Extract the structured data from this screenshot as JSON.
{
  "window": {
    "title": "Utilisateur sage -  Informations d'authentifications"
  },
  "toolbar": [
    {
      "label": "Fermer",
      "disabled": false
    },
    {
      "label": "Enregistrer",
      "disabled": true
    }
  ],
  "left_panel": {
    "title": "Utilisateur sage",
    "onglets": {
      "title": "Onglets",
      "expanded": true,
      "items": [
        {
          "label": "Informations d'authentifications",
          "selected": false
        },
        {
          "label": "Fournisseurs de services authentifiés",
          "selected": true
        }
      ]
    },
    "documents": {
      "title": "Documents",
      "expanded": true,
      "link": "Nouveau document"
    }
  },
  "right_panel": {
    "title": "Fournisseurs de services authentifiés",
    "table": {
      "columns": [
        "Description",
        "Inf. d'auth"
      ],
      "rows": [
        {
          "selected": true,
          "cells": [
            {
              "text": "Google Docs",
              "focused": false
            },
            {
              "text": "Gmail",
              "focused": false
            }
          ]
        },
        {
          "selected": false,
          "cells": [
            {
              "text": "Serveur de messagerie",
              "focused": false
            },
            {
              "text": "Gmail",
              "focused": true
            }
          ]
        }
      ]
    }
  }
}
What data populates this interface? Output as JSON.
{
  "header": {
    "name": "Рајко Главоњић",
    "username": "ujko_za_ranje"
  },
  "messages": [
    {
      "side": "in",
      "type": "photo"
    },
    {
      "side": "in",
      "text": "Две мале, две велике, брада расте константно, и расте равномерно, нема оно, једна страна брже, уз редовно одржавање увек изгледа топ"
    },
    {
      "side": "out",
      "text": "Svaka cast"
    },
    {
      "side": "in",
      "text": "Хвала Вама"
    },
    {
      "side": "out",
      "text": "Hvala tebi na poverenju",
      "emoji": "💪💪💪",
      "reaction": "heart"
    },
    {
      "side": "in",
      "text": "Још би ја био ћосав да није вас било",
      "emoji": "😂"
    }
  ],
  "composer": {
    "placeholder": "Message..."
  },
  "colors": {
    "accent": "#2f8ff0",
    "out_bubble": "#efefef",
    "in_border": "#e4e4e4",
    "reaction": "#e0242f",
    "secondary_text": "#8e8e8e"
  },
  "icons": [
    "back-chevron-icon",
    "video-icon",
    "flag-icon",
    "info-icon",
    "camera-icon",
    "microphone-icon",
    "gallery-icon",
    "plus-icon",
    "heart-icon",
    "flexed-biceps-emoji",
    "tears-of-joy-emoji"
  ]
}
════════════════════
**THE EXERCISE**
Reproduce the material precisely, including every line.

**TASK RESULT**
Extract the structured data from this screenshot as JSON.
{
  "window": {
    "title": "Utilisateur sage -  Informations d'authentifications"
  },
  "toolbar": [
    {
      "label": "Fermer",
      "disabled": false
    },
    {
      "label": "Enregistrer",
      "disabled": true
    }
  ],
  "left_panel": {
    "title": "Utilisateur sage",
    "onglets": {
      "title": "Onglets",
      "expanded": true,
      "items": [
        {
          "label": "Informations d'authentifications",
          "selected": false
        },
        {
          "label": "Fournisseurs de services authentifiés",
          "selected": true
        }
      ]
    },
    "documents": {
      "title": "Documents",
      "expanded": true,
      "link": "Nouveau document"
    }
  },
  "right_panel": {
    "title": "Fournisseurs de services authentifiés",
    "table": {
      "columns": [
        "Description",
        "Inf. d'auth"
      ],
      "rows": [
        {
          "selected": true,
          "cells": [
            {
              "text": "Google Docs",
              "focused": false
            },
            {
              "text": "Gmail",
              "focused": false
            }
          ]
        },
        {
          "selected": false,
          "cells": [
            {
              "text": "Serveur de messagerie",
              "focused": false
            },
            {
              "text": "Gmail",
              "focused": true
            }
          ]
        }
      ]
    }
  }
}
What data populates this interface? Output as JSON.
{
  "header": {
    "name": "Рајко Главоњић",
    "username": "ujko_za_ranje"
  },
  "messages": [
    {
      "side": "in",
      "type": "photo"
    },
    {
      "side": "in",
      "text": "Две мале, две велике, брада расте константно, и расте равномерно, нема оно, једна страна брже, уз редовно одржавање увек изгледа топ"
    },
    {
      "side": "out",
      "text": "Svaka cast"
    },
    {
      "side": "in",
      "text": "Хвала Вама"
    },
    {
      "side": "out",
      "text": "Hvala tebi na poverenju",
      "emoji": "💪💪💪",
      "reaction": "heart"
    },
    {
      "side": "in",
      "text": "Још би ја био ћосав да није вас било",
      "emoji": "😂"
    }
  ],
  "composer": {
    "placeholder": "Message..."
  },
  "colors": {
    "accent": "#2f8ff0",
    "out_bubble": "#efefef",
    "in_border": "#e4e4e4",
    "reaction": "#e0242f",
    "secondary_text": "#8e8e8e"
  },
  "icons": [
    "back-chevron-icon",
    "video-icon",
    "flag-icon",
    "info-icon",
    "camera-icon",
    "microphone-icon",
    "gallery-icon",
    "plus-icon",
    "heart-icon",
    "flexed-biceps-emoji",
    "tears-of-joy-emoji"
  ]
}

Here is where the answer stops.